Every line that holds the string "this" is to be identified and copied.

[Records from a collection of figures]
++++++++

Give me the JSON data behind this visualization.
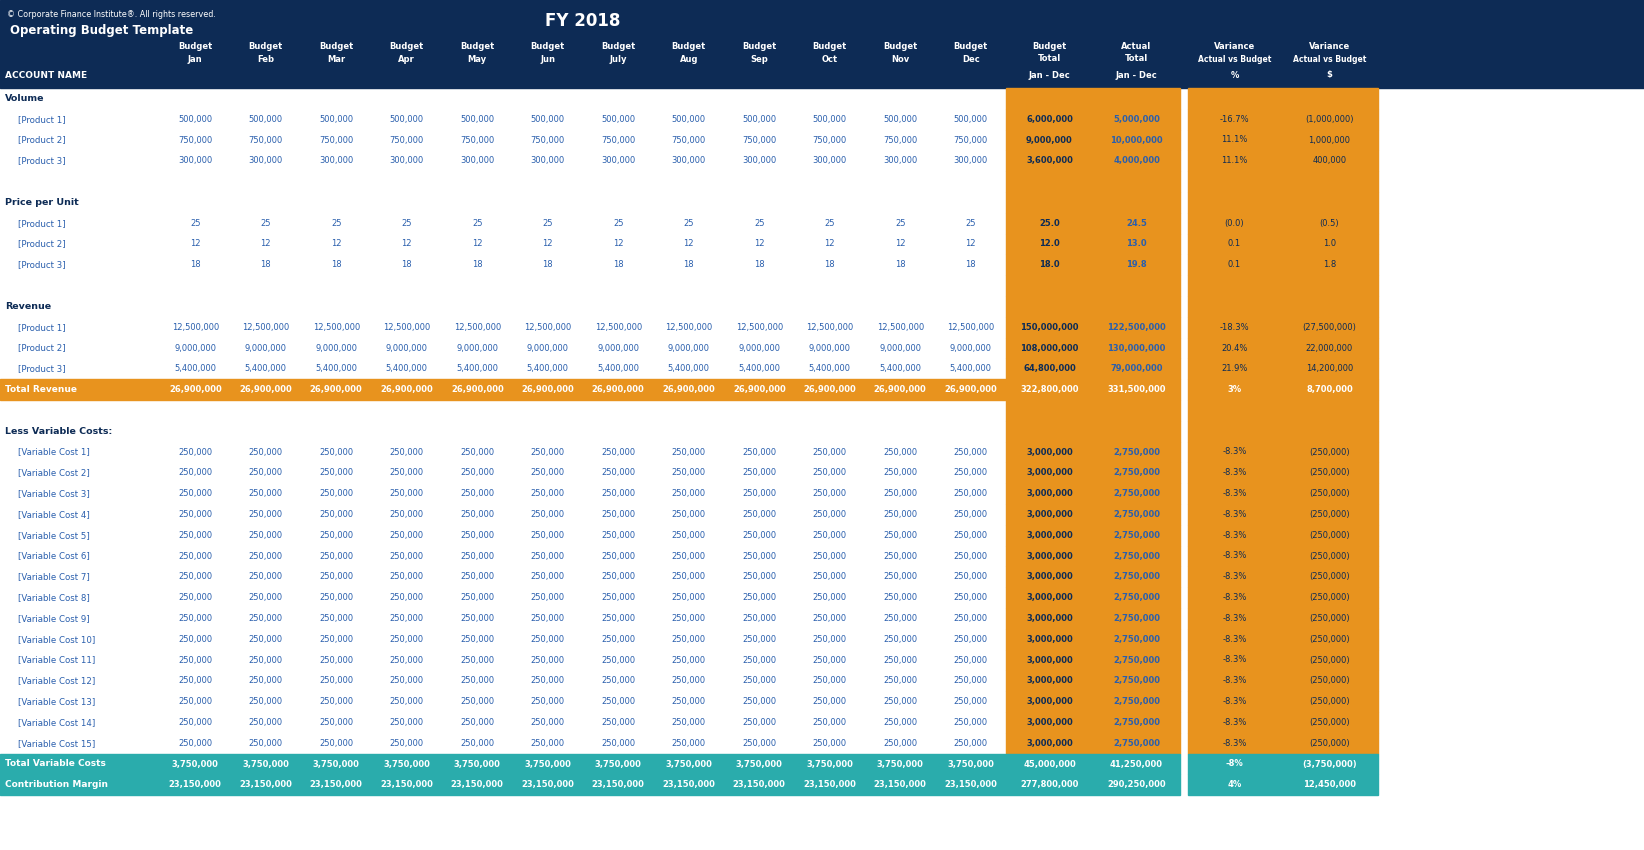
{
  "title": "FY 2018",
  "subtitle": "Operating Budget Template",
  "copyright": "© Corporate Finance Institute®. All rights reserved.",
  "bg_dark": "#0d2b55",
  "bg_orange": "#e8931e",
  "bg_teal": "#2aacac",
  "bg_white": "#ffffff",
  "text_white": "#ffffff",
  "text_blue": "#2a5fad",
  "text_dark": "#0d2b55",
  "text_orange": "#2a5fad",
  "months": [
    "Jan",
    "Feb",
    "Mar",
    "Apr",
    "May",
    "Jun",
    "July",
    "Aug",
    "Sep",
    "Oct",
    "Nov",
    "Dec"
  ],
  "rows": [
    {
      "label": "Volume",
      "type": "section"
    },
    {
      "label": "[Product 1]",
      "type": "data",
      "values": [
        500000,
        500000,
        500000,
        500000,
        500000,
        500000,
        500000,
        500000,
        500000,
        500000,
        500000,
        500000
      ],
      "budget_total": "6,000,000",
      "actual_total": "5,000,000",
      "var_pct": "-16.7%",
      "var_usd": "(1,000,000)"
    },
    {
      "label": "[Product 2]",
      "type": "data",
      "values": [
        750000,
        750000,
        750000,
        750000,
        750000,
        750000,
        750000,
        750000,
        750000,
        750000,
        750000,
        750000
      ],
      "budget_total": "9,000,000",
      "actual_total": "10,000,000",
      "var_pct": "11.1%",
      "var_usd": "1,000,000"
    },
    {
      "label": "[Product 3]",
      "type": "data",
      "values": [
        300000,
        300000,
        300000,
        300000,
        300000,
        300000,
        300000,
        300000,
        300000,
        300000,
        300000,
        300000
      ],
      "budget_total": "3,600,000",
      "actual_total": "4,000,000",
      "var_pct": "11.1%",
      "var_usd": "400,000"
    },
    {
      "label": "",
      "type": "blank"
    },
    {
      "label": "Price per Unit",
      "type": "section"
    },
    {
      "label": "[Product 1]",
      "type": "data",
      "values": [
        25.0,
        25.0,
        25.0,
        25.0,
        25.0,
        25.0,
        25.0,
        25.0,
        25.0,
        25.0,
        25.0,
        25.0
      ],
      "budget_total": "25.0",
      "actual_total": "24.5",
      "var_pct": "(0.0)",
      "var_usd": "(0.5)"
    },
    {
      "label": "[Product 2]",
      "type": "data",
      "values": [
        12.0,
        12.0,
        12.0,
        12.0,
        12.0,
        12.0,
        12.0,
        12.0,
        12.0,
        12.0,
        12.0,
        12.0
      ],
      "budget_total": "12.0",
      "actual_total": "13.0",
      "var_pct": "0.1",
      "var_usd": "1.0"
    },
    {
      "label": "[Product 3]",
      "type": "data",
      "values": [
        18.0,
        18.0,
        18.0,
        18.0,
        18.0,
        18.0,
        18.0,
        18.0,
        18.0,
        18.0,
        18.0,
        18.0
      ],
      "budget_total": "18.0",
      "actual_total": "19.8",
      "var_pct": "0.1",
      "var_usd": "1.8"
    },
    {
      "label": "",
      "type": "blank"
    },
    {
      "label": "Revenue",
      "type": "section"
    },
    {
      "label": "[Product 1]",
      "type": "data",
      "values": [
        12500000,
        12500000,
        12500000,
        12500000,
        12500000,
        12500000,
        12500000,
        12500000,
        12500000,
        12500000,
        12500000,
        12500000
      ],
      "budget_total": "150,000,000",
      "actual_total": "122,500,000",
      "var_pct": "-18.3%",
      "var_usd": "(27,500,000)"
    },
    {
      "label": "[Product 2]",
      "type": "data",
      "values": [
        9000000,
        9000000,
        9000000,
        9000000,
        9000000,
        9000000,
        9000000,
        9000000,
        9000000,
        9000000,
        9000000,
        9000000
      ],
      "budget_total": "108,000,000",
      "actual_total": "130,000,000",
      "var_pct": "20.4%",
      "var_usd": "22,000,000"
    },
    {
      "label": "[Product 3]",
      "type": "data",
      "values": [
        5400000,
        5400000,
        5400000,
        5400000,
        5400000,
        5400000,
        5400000,
        5400000,
        5400000,
        5400000,
        5400000,
        5400000
      ],
      "budget_total": "64,800,000",
      "actual_total": "79,000,000",
      "var_pct": "21.9%",
      "var_usd": "14,200,000"
    },
    {
      "label": "Total Revenue",
      "type": "total_orange",
      "values": [
        26900000,
        26900000,
        26900000,
        26900000,
        26900000,
        26900000,
        26900000,
        26900000,
        26900000,
        26900000,
        26900000,
        26900000
      ],
      "budget_total": "322,800,000",
      "actual_total": "331,500,000",
      "var_pct": "3%",
      "var_usd": "8,700,000"
    },
    {
      "label": "",
      "type": "blank"
    },
    {
      "label": "Less Variable Costs:",
      "type": "section"
    },
    {
      "label": "[Variable Cost 1]",
      "type": "data",
      "values": [
        250000,
        250000,
        250000,
        250000,
        250000,
        250000,
        250000,
        250000,
        250000,
        250000,
        250000,
        250000
      ],
      "budget_total": "3,000,000",
      "actual_total": "2,750,000",
      "var_pct": "-8.3%",
      "var_usd": "(250,000)"
    },
    {
      "label": "[Variable Cost 2]",
      "type": "data",
      "values": [
        250000,
        250000,
        250000,
        250000,
        250000,
        250000,
        250000,
        250000,
        250000,
        250000,
        250000,
        250000
      ],
      "budget_total": "3,000,000",
      "actual_total": "2,750,000",
      "var_pct": "-8.3%",
      "var_usd": "(250,000)"
    },
    {
      "label": "[Variable Cost 3]",
      "type": "data",
      "values": [
        250000,
        250000,
        250000,
        250000,
        250000,
        250000,
        250000,
        250000,
        250000,
        250000,
        250000,
        250000
      ],
      "budget_total": "3,000,000",
      "actual_total": "2,750,000",
      "var_pct": "-8.3%",
      "var_usd": "(250,000)"
    },
    {
      "label": "[Variable Cost 4]",
      "type": "data",
      "values": [
        250000,
        250000,
        250000,
        250000,
        250000,
        250000,
        250000,
        250000,
        250000,
        250000,
        250000,
        250000
      ],
      "budget_total": "3,000,000",
      "actual_total": "2,750,000",
      "var_pct": "-8.3%",
      "var_usd": "(250,000)"
    },
    {
      "label": "[Variable Cost 5]",
      "type": "data",
      "values": [
        250000,
        250000,
        250000,
        250000,
        250000,
        250000,
        250000,
        250000,
        250000,
        250000,
        250000,
        250000
      ],
      "budget_total": "3,000,000",
      "actual_total": "2,750,000",
      "var_pct": "-8.3%",
      "var_usd": "(250,000)"
    },
    {
      "label": "[Variable Cost 6]",
      "type": "data",
      "values": [
        250000,
        250000,
        250000,
        250000,
        250000,
        250000,
        250000,
        250000,
        250000,
        250000,
        250000,
        250000
      ],
      "budget_total": "3,000,000",
      "actual_total": "2,750,000",
      "var_pct": "-8.3%",
      "var_usd": "(250,000)"
    },
    {
      "label": "[Variable Cost 7]",
      "type": "data",
      "values": [
        250000,
        250000,
        250000,
        250000,
        250000,
        250000,
        250000,
        250000,
        250000,
        250000,
        250000,
        250000
      ],
      "budget_total": "3,000,000",
      "actual_total": "2,750,000",
      "var_pct": "-8.3%",
      "var_usd": "(250,000)"
    },
    {
      "label": "[Variable Cost 8]",
      "type": "data",
      "values": [
        250000,
        250000,
        250000,
        250000,
        250000,
        250000,
        250000,
        250000,
        250000,
        250000,
        250000,
        250000
      ],
      "budget_total": "3,000,000",
      "actual_total": "2,750,000",
      "var_pct": "-8.3%",
      "var_usd": "(250,000)"
    },
    {
      "label": "[Variable Cost 9]",
      "type": "data",
      "values": [
        250000,
        250000,
        250000,
        250000,
        250000,
        250000,
        250000,
        250000,
        250000,
        250000,
        250000,
        250000
      ],
      "budget_total": "3,000,000",
      "actual_total": "2,750,000",
      "var_pct": "-8.3%",
      "var_usd": "(250,000)"
    },
    {
      "label": "[Variable Cost 10]",
      "type": "data",
      "values": [
        250000,
        250000,
        250000,
        250000,
        250000,
        250000,
        250000,
        250000,
        250000,
        250000,
        250000,
        250000
      ],
      "budget_total": "3,000,000",
      "actual_total": "2,750,000",
      "var_pct": "-8.3%",
      "var_usd": "(250,000)"
    },
    {
      "label": "[Variable Cost 11]",
      "type": "data",
      "values": [
        250000,
        250000,
        250000,
        250000,
        250000,
        250000,
        250000,
        250000,
        250000,
        250000,
        250000,
        250000
      ],
      "budget_total": "3,000,000",
      "actual_total": "2,750,000",
      "var_pct": "-8.3%",
      "var_usd": "(250,000)"
    },
    {
      "label": "[Variable Cost 12]",
      "type": "data",
      "values": [
        250000,
        250000,
        250000,
        250000,
        250000,
        250000,
        250000,
        250000,
        250000,
        250000,
        250000,
        250000
      ],
      "budget_total": "3,000,000",
      "actual_total": "2,750,000",
      "var_pct": "-8.3%",
      "var_usd": "(250,000)"
    },
    {
      "label": "[Variable Cost 13]",
      "type": "data",
      "values": [
        250000,
        250000,
        250000,
        250000,
        250000,
        250000,
        250000,
        250000,
        250000,
        250000,
        250000,
        250000
      ],
      "budget_total": "3,000,000",
      "actual_total": "2,750,000",
      "var_pct": "-8.3%",
      "var_usd": "(250,000)"
    },
    {
      "label": "[Variable Cost 14]",
      "type": "data",
      "values": [
        250000,
        250000,
        250000,
        250000,
        250000,
        250000,
        250000,
        250000,
        250000,
        250000,
        250000,
        250000
      ],
      "budget_total": "3,000,000",
      "actual_total": "2,750,000",
      "var_pct": "-8.3%",
      "var_usd": "(250,000)"
    },
    {
      "label": "[Variable Cost 15]",
      "type": "data",
      "values": [
        250000,
        250000,
        250000,
        250000,
        250000,
        250000,
        250000,
        250000,
        250000,
        250000,
        250000,
        250000
      ],
      "budget_total": "3,000,000",
      "actual_total": "2,750,000",
      "var_pct": "-8.3%",
      "var_usd": "(250,000)"
    },
    {
      "label": "Total Variable Costs",
      "type": "total_teal",
      "values": [
        3750000,
        3750000,
        3750000,
        3750000,
        3750000,
        3750000,
        3750000,
        3750000,
        3750000,
        3750000,
        3750000,
        3750000
      ],
      "budget_total": "45,000,000",
      "actual_total": "41,250,000",
      "var_pct": "-8%",
      "var_usd": "(3,750,000)"
    },
    {
      "label": "Contribution Margin",
      "type": "total_teal",
      "values": [
        23150000,
        23150000,
        23150000,
        23150000,
        23150000,
        23150000,
        23150000,
        23150000,
        23150000,
        23150000,
        23150000,
        23150000
      ],
      "budget_total": "277,800,000",
      "actual_total": "290,250,000",
      "var_pct": "4%",
      "var_usd": "12,450,000"
    }
  ]
}
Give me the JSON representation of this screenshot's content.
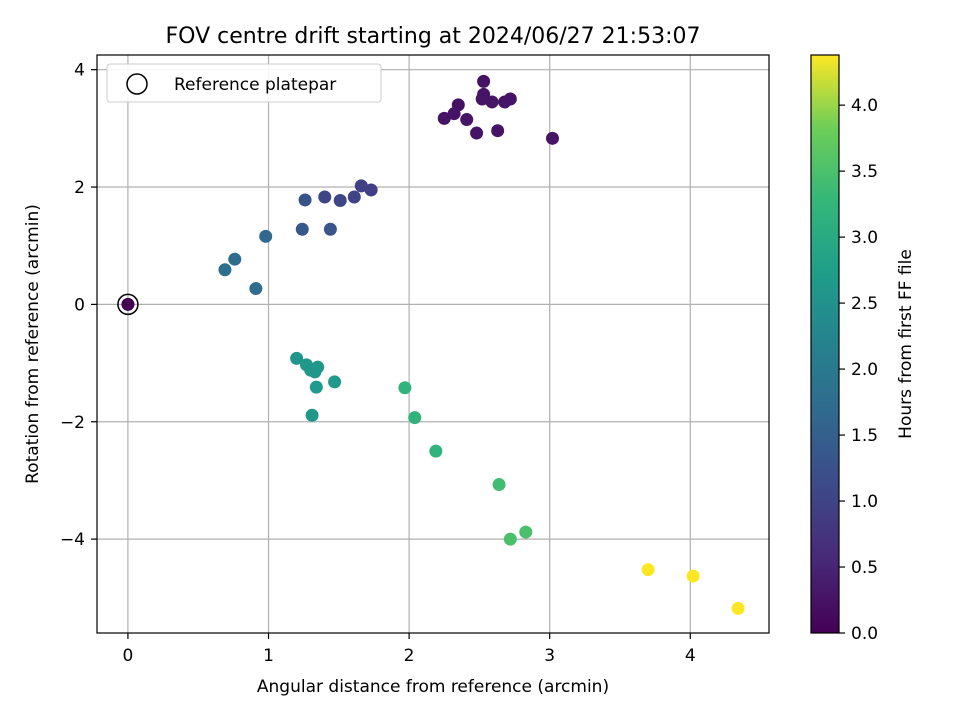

++++++++

# [EXERCISE SOLUTION]
Give me the JSON data behind this visualization.
Give me the JSON representation of this screenshot's content.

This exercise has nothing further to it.